WHAT THE TASK REQUIRES
Lay out every line of the rows below as a single numbered list, leaving out any blank lines.

Dataset excerpt
☆ ☆ ☆ ☆ ☆ ☆ ☆

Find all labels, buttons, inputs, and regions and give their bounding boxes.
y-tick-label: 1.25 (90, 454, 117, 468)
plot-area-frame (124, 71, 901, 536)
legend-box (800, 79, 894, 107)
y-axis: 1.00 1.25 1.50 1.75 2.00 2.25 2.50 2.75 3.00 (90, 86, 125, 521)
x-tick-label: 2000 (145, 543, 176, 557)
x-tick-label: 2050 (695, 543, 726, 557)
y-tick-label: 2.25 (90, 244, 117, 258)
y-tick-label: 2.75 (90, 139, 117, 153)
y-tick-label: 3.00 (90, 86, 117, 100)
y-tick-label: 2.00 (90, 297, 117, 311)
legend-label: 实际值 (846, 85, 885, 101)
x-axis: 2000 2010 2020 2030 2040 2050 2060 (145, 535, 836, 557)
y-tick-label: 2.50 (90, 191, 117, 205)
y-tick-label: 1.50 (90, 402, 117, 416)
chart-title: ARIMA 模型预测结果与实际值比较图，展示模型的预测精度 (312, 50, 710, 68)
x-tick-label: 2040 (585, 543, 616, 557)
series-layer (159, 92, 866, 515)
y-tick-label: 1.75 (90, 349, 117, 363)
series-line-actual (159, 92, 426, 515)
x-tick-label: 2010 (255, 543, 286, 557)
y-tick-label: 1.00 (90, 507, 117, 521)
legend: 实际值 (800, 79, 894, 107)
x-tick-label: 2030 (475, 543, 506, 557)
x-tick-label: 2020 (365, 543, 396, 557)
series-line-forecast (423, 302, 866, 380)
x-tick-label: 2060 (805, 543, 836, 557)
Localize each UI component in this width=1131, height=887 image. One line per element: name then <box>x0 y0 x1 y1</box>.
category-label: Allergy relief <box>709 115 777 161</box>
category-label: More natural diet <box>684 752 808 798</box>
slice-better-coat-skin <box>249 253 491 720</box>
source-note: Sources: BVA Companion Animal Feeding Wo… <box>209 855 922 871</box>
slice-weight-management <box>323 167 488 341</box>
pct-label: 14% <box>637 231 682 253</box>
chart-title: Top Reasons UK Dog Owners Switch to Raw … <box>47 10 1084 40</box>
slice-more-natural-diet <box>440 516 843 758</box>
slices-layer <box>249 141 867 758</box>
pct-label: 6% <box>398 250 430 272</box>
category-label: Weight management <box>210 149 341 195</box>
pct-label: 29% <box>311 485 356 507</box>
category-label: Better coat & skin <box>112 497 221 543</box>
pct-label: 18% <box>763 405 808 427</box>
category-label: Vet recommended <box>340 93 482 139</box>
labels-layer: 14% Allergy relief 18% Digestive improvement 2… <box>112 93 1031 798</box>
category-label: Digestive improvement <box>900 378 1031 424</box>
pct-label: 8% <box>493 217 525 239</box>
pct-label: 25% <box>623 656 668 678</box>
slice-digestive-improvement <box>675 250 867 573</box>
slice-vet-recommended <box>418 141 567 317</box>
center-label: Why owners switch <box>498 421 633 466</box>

☆ ☆ ☆ ☆ ☆ ☆ ☆

TASK RESPONSE
1. Find all labels, buttons, inputs, and regions and give their bounding boxes.
2. y-tick-label: 1.25 (90, 454, 117, 468)
3. plot-area-frame (124, 71, 901, 536)
4. legend-box (800, 79, 894, 107)
5. y-axis: 1.00 1.25 1.50 1.75 2.00 2.25 2.50 2.75 3.00 (90, 86, 125, 521)
6. x-tick-label: 2000 (145, 543, 176, 557)
7. x-tick-label: 2050 (695, 543, 726, 557)
8. y-tick-label: 2.25 (90, 244, 117, 258)
9. y-tick-label: 2.75 (90, 139, 117, 153)
10. y-tick-label: 3.00 (90, 86, 117, 100)
11. y-tick-label: 2.00 (90, 297, 117, 311)
12. legend-label: 实际值 (846, 85, 885, 101)
13. x-axis: 2000 2010 2020 2030 2040 2050 2060 (145, 535, 836, 557)
14. y-tick-label: 2.50 (90, 191, 117, 205)
15. y-tick-label: 1.50 (90, 402, 117, 416)
16. chart-title: ARIMA 模型预测结果与实际值比较图，展示模型的预测精度 (312, 50, 710, 68)
17. x-tick-label: 2040 (585, 543, 616, 557)
18. series-layer (159, 92, 866, 515)
19. y-tick-label: 1.75 (90, 349, 117, 363)
20. series-line-actual (159, 92, 426, 515)
21. x-tick-label: 2010 (255, 543, 286, 557)
22. y-tick-label: 1.00 (90, 507, 117, 521)
23. legend: 实际值 (800, 79, 894, 107)
24. x-tick-label: 2030 (475, 543, 506, 557)
25. x-tick-label: 2020 (365, 543, 396, 557)
26. series-line-forecast (423, 302, 866, 380)
27. x-tick-label: 2060 (805, 543, 836, 557)
28. Localize each UI component in this width=1131, height=887 image. One line per element: name then <box>x0 y0 x1 y1</box>.
29. category-label: Allergy relief <box>709 115 777 161</box>
30. category-label: More natural diet <box>684 752 808 798</box>
31. slice-better-coat-skin <box>249 253 491 720</box>
32. source-note: Sources: BVA Companion Animal Feeding Wo… <box>209 855 922 871</box>
33. slice-weight-management <box>323 167 488 341</box>
34. pct-label: 14% <box>637 231 682 253</box>
35. chart-title: Top Reasons UK Dog Owners Switch to Raw … <box>47 10 1084 40</box>
36. slice-more-natural-diet <box>440 516 843 758</box>
37. slices-layer <box>249 141 867 758</box>
38. pct-label: 6% <box>398 250 430 272</box>
39. category-label: Weight management <box>210 149 341 195</box>
40. pct-label: 29% <box>311 485 356 507</box>
41. category-label: Better coat & skin <box>112 497 221 543</box>
42. pct-label: 18% <box>763 405 808 427</box>
43. category-label: Vet recommended <box>340 93 482 139</box>
44. labels-layer: 14% Allergy relief 18% Digestive improvement 2… <box>112 93 1031 798</box>
45. category-label: Digestive improvement <box>900 378 1031 424</box>
46. pct-label: 8% <box>493 217 525 239</box>
47. pct-label: 25% <box>623 656 668 678</box>
48. slice-digestive-improvement <box>675 250 867 573</box>
49. slice-vet-recommended <box>418 141 567 317</box>
50. center-label: Why owners switch <box>498 421 633 466</box>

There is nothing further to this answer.